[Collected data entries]
====
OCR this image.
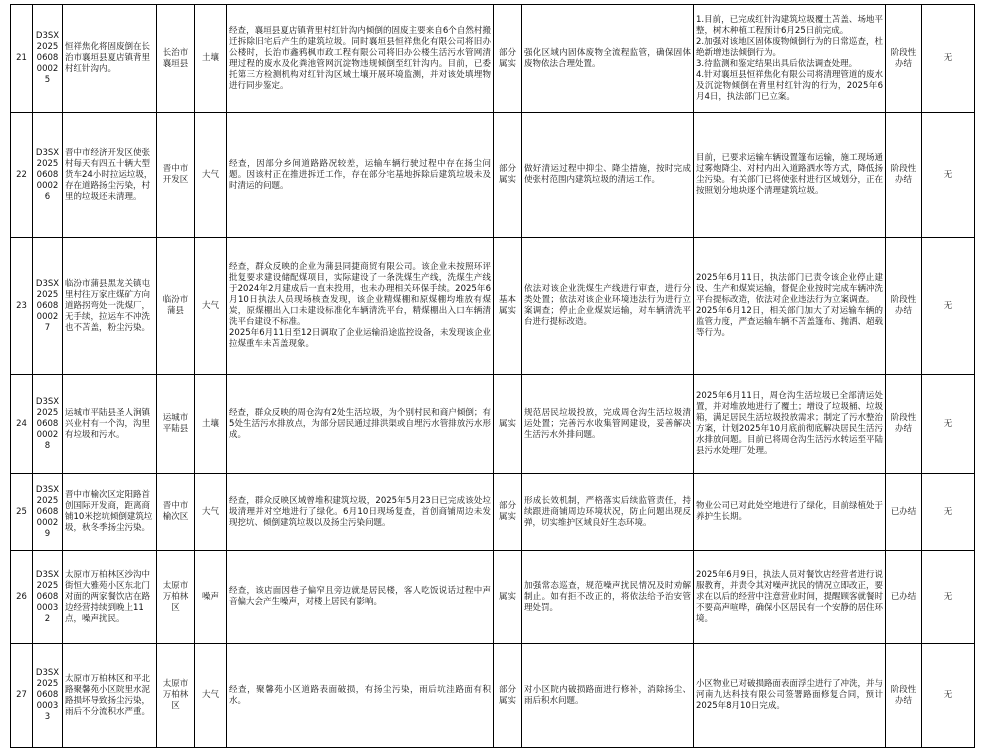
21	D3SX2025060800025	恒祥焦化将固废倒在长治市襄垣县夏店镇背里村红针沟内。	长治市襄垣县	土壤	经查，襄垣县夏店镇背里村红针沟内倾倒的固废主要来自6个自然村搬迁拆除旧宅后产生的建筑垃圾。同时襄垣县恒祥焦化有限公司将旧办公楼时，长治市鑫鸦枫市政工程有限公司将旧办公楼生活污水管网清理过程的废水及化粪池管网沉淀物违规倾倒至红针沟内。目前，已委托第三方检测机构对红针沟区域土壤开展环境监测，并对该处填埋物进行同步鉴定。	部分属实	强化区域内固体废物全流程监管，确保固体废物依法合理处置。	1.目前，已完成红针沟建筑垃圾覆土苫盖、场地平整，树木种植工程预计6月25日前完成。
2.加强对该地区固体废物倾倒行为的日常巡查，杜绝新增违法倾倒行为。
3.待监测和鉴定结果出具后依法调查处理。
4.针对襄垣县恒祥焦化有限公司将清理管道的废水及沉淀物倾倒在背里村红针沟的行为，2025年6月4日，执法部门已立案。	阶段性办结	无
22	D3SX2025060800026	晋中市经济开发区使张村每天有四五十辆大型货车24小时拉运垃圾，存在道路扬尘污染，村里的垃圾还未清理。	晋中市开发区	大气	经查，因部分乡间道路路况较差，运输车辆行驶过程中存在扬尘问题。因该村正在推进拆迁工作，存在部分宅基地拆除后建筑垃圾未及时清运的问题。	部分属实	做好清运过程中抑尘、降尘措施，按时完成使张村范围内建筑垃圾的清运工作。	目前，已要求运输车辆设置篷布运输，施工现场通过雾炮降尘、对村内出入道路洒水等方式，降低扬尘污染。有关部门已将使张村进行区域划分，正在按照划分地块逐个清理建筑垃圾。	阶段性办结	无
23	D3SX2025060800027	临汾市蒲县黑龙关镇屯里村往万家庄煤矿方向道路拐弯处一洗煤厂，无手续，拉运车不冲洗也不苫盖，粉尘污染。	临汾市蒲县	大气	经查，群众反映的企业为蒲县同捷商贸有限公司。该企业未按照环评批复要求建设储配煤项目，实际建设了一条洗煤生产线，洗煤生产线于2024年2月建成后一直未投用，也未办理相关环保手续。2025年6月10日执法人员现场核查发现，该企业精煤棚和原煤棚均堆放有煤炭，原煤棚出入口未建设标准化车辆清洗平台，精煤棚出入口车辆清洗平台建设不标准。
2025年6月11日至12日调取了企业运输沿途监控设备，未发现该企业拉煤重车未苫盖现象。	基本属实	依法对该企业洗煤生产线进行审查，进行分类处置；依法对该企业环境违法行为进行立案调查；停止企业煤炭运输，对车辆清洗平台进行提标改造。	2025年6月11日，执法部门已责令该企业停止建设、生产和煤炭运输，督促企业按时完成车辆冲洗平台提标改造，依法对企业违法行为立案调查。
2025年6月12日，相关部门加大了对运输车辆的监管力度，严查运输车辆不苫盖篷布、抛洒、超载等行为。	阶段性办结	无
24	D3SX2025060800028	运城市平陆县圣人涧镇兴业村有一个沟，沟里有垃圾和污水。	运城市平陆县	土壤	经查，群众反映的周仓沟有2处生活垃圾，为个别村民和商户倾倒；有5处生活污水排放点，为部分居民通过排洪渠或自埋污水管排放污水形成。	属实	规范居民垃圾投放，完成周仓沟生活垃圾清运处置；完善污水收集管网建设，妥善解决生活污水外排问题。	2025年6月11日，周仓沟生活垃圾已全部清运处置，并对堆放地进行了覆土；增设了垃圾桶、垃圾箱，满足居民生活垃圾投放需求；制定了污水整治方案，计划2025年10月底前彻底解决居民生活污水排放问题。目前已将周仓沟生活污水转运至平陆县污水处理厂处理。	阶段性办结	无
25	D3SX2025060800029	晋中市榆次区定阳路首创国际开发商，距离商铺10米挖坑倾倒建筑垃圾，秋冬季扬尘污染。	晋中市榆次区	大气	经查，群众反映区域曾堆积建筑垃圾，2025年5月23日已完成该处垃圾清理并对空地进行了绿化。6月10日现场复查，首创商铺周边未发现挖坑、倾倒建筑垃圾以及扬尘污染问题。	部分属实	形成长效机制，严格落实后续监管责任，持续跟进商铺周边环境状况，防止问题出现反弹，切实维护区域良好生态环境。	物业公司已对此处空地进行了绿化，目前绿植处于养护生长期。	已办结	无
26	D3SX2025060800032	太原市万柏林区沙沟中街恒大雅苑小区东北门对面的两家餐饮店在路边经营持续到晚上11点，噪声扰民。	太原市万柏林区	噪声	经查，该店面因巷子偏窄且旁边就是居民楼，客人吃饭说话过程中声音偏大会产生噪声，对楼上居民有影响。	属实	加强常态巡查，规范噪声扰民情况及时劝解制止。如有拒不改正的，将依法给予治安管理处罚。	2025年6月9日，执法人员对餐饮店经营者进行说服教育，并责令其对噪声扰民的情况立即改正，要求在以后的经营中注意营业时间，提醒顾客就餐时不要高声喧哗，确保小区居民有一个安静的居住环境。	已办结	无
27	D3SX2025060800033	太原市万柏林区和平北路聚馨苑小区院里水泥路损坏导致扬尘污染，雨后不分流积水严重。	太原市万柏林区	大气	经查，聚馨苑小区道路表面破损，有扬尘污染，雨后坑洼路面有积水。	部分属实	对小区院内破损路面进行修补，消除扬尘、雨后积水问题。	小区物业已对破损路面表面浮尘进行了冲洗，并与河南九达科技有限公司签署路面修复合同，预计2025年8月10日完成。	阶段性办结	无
====
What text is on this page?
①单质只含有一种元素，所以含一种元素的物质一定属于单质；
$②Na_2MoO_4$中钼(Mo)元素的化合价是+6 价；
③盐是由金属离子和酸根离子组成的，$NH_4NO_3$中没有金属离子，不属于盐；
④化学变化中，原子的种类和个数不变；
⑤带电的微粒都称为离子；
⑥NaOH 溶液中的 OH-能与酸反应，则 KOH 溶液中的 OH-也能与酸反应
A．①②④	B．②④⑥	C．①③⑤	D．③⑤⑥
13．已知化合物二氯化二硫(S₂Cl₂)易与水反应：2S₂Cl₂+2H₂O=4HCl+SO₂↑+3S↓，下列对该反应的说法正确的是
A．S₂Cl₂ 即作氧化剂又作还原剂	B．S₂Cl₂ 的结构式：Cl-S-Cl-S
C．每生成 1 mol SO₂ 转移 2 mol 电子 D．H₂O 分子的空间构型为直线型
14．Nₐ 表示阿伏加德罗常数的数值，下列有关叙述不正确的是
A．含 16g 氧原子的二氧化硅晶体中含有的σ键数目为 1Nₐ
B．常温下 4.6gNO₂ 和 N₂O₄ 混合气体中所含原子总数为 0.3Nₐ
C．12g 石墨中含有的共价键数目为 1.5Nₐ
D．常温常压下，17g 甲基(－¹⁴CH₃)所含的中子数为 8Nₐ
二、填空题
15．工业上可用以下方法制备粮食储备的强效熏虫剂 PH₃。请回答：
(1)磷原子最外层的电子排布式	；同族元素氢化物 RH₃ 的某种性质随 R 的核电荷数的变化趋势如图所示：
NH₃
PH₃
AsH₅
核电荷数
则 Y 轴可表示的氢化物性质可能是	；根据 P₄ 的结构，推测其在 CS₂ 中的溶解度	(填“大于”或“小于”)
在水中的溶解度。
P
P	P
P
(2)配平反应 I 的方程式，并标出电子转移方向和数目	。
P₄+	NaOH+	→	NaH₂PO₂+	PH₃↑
====
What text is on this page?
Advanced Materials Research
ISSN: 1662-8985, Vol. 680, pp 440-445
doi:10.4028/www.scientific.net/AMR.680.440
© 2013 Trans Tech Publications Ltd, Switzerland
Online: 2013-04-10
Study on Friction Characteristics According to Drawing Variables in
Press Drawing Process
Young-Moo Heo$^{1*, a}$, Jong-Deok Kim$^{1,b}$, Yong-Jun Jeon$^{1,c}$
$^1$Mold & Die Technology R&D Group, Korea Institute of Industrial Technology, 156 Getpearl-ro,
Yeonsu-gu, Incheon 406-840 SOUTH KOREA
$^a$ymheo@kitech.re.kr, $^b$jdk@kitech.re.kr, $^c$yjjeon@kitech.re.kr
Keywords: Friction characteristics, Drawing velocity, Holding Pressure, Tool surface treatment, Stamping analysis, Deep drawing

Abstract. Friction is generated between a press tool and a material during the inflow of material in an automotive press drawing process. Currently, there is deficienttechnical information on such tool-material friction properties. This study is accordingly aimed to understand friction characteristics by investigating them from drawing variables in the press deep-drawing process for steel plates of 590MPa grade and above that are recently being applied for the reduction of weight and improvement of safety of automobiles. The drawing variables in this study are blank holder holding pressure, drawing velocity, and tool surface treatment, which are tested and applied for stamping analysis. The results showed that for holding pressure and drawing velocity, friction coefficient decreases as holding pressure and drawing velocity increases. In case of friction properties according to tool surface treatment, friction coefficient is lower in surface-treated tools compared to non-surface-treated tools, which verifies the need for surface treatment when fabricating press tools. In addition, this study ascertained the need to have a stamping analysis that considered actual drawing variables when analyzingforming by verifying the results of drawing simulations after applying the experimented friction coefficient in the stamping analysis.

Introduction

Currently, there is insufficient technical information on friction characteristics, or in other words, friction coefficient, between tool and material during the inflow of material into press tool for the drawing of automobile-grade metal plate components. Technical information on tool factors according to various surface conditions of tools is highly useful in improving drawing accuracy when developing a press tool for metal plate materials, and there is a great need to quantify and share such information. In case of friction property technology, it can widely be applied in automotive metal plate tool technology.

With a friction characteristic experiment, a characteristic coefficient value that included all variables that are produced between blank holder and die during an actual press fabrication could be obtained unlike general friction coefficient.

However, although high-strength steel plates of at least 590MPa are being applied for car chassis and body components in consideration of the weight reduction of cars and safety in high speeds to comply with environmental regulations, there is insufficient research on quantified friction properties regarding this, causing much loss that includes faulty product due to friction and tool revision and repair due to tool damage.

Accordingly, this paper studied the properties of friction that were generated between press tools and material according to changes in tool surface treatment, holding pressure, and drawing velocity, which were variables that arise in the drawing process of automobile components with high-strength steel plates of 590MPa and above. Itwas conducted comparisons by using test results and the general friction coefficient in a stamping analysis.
====
Set problem:
Copy every line of the material in which the word "S₂Cl₂" occurs.

The answer:
13．已知化合物二氯化二硫(S₂Cl₂)易与水反应：2S₂Cl₂+2H₂O=4HCl+SO₂↑+3S↓，下列对该反应的说法正确的是
A．S₂Cl₂ 即作氧化剂又作还原剂	B．S₂Cl₂ 的结构式：Cl-S-Cl-S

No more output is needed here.